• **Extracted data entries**
◇ ◇ ◇ ◇ ◇ ◇ ◇

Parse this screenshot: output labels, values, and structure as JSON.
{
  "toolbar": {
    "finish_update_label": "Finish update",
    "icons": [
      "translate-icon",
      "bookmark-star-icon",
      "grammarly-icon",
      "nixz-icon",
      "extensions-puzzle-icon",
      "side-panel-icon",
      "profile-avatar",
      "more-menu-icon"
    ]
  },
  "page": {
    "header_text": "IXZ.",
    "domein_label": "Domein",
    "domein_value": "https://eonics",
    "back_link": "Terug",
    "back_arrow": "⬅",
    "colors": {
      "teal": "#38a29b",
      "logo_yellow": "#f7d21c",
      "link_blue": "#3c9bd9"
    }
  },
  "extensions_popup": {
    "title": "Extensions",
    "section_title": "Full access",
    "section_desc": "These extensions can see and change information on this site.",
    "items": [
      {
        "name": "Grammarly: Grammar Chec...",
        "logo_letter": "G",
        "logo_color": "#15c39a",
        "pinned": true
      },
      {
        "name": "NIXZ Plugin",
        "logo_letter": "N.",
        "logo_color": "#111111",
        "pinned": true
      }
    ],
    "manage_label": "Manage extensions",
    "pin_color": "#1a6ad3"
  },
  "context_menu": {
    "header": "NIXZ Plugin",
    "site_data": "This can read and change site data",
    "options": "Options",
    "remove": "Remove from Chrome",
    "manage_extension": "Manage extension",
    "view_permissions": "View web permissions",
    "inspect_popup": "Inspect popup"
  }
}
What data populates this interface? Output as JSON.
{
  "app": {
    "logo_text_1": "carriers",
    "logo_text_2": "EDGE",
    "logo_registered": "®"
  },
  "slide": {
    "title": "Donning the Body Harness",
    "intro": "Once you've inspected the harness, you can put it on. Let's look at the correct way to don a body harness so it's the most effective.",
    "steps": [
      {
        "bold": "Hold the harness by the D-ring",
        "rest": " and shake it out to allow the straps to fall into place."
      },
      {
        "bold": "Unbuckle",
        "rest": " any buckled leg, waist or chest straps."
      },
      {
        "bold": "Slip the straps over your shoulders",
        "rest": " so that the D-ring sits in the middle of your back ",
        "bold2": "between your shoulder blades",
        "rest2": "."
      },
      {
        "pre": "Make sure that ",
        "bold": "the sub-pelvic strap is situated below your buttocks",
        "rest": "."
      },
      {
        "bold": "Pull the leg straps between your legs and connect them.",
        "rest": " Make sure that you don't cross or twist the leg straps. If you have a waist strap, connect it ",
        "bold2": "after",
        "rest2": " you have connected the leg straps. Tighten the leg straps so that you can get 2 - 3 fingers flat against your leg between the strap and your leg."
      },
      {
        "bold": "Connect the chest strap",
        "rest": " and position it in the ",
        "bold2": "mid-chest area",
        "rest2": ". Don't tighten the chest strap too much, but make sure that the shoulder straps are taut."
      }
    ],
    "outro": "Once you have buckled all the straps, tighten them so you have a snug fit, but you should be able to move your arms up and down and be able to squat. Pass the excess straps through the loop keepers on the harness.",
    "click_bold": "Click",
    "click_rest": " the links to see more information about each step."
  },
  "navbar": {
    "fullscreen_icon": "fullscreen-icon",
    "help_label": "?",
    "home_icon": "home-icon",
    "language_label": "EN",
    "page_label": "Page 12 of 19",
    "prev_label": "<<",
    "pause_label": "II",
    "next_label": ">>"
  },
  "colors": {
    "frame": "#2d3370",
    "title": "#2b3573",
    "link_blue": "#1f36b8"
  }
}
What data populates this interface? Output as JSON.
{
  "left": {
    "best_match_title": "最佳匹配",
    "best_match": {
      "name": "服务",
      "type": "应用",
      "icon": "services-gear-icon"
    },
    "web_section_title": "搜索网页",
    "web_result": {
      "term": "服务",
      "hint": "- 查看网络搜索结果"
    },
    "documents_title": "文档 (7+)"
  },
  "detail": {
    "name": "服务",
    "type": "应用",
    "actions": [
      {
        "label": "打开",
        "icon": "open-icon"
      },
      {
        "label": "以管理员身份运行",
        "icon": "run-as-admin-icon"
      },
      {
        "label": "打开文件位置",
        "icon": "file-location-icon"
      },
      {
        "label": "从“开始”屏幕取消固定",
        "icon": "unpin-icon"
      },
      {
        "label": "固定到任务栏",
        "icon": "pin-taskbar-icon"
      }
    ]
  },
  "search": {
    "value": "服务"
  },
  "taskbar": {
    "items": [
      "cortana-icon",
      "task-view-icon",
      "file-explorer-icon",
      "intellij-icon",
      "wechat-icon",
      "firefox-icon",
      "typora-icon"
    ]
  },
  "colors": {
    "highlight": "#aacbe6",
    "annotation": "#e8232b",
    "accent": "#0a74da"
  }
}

◇ ◇ ◇ ◇ ◇ ◇ ◇

• **Aim**
Give back each line above precisely as it stands.

• **Right answer**
Parse this screenshot: output labels, values, and structure as JSON.
{
  "toolbar": {
    "finish_update_label": "Finish update",
    "icons": [
      "translate-icon",
      "bookmark-star-icon",
      "grammarly-icon",
      "nixz-icon",
      "extensions-puzzle-icon",
      "side-panel-icon",
      "profile-avatar",
      "more-menu-icon"
    ]
  },
  "page": {
    "header_text": "IXZ.",
    "domein_label": "Domein",
    "domein_value": "https://eonics",
    "back_link": "Terug",
    "back_arrow": "⬅",
    "colors": {
      "teal": "#38a29b",
      "logo_yellow": "#f7d21c",
      "link_blue": "#3c9bd9"
    }
  },
  "extensions_popup": {
    "title": "Extensions",
    "section_title": "Full access",
    "section_desc": "These extensions can see and change information on this site.",
    "items": [
      {
        "name": "Grammarly: Grammar Chec...",
        "logo_letter": "G",
        "logo_color": "#15c39a",
        "pinned": true
      },
      {
        "name": "NIXZ Plugin",
        "logo_letter": "N.",
        "logo_color": "#111111",
        "pinned": true
      }
    ],
    "manage_label": "Manage extensions",
    "pin_color": "#1a6ad3"
  },
  "context_menu": {
    "header": "NIXZ Plugin",
    "site_data": "This can read and change site data",
    "options": "Options",
    "remove": "Remove from Chrome",
    "manage_extension": "Manage extension",
    "view_permissions": "View web permissions",
    "inspect_popup": "Inspect popup"
  }
}
What data populates this interface? Output as JSON.
{
  "app": {
    "logo_text_1": "carriers",
    "logo_text_2": "EDGE",
    "logo_registered": "®"
  },
  "slide": {
    "title": "Donning the Body Harness",
    "intro": "Once you've inspected the harness, you can put it on. Let's look at the correct way to don a body harness so it's the most effective.",
    "steps": [
      {
        "bold": "Hold the harness by the D-ring",
        "rest": " and shake it out to allow the straps to fall into place."
      },
      {
        "bold": "Unbuckle",
        "rest": " any buckled leg, waist or chest straps."
      },
      {
        "bold": "Slip the straps over your shoulders",
        "rest": " so that the D-ring sits in the middle of your back ",
        "bold2": "between your shoulder blades",
        "rest2": "."
      },
      {
        "pre": "Make sure that ",
        "bold": "the sub-pelvic strap is situated below your buttocks",
        "rest": "."
      },
      {
        "bold": "Pull the leg straps between your legs and connect them.",
        "rest": " Make sure that you don't cross or twist the leg straps. If you have a waist strap, connect it ",
        "bold2": "after",
        "rest2": " you have connected the leg straps. Tighten the leg straps so that you can get 2 - 3 fingers flat against your leg between the strap and your leg."
      },
      {
        "bold": "Connect the chest strap",
        "rest": " and position it in the ",
        "bold2": "mid-chest area",
        "rest2": ". Don't tighten the chest strap too much, but make sure that the shoulder straps are taut."
      }
    ],
    "outro": "Once you have buckled all the straps, tighten them so you have a snug fit, but you should be able to move your arms up and down and be able to squat. Pass the excess straps through the loop keepers on the harness.",
    "click_bold": "Click",
    "click_rest": " the links to see more information about each step."
  },
  "navbar": {
    "fullscreen_icon": "fullscreen-icon",
    "help_label": "?",
    "home_icon": "home-icon",
    "language_label": "EN",
    "page_label": "Page 12 of 19",
    "prev_label": "<<",
    "pause_label": "II",
    "next_label": ">>"
  },
  "colors": {
    "frame": "#2d3370",
    "title": "#2b3573",
    "link_blue": "#1f36b8"
  }
}
What data populates this interface? Output as JSON.
{
  "left": {
    "best_match_title": "最佳匹配",
    "best_match": {
      "name": "服务",
      "type": "应用",
      "icon": "services-gear-icon"
    },
    "web_section_title": "搜索网页",
    "web_result": {
      "term": "服务",
      "hint": "- 查看网络搜索结果"
    },
    "documents_title": "文档 (7+)"
  },
  "detail": {
    "name": "服务",
    "type": "应用",
    "actions": [
      {
        "label": "打开",
        "icon": "open-icon"
      },
      {
        "label": "以管理员身份运行",
        "icon": "run-as-admin-icon"
      },
      {
        "label": "打开文件位置",
        "icon": "file-location-icon"
      },
      {
        "label": "从“开始”屏幕取消固定",
        "icon": "unpin-icon"
      },
      {
        "label": "固定到任务栏",
        "icon": "pin-taskbar-icon"
      }
    ]
  },
  "search": {
    "value": "服务"
  },
  "taskbar": {
    "items": [
      "cortana-icon",
      "task-view-icon",
      "file-explorer-icon",
      "intellij-icon",
      "wechat-icon",
      "firefox-icon",
      "typora-icon"
    ]
  },
  "colors": {
    "highlight": "#aacbe6",
    "annotation": "#e8232b",
    "accent": "#0a74da"
  }
}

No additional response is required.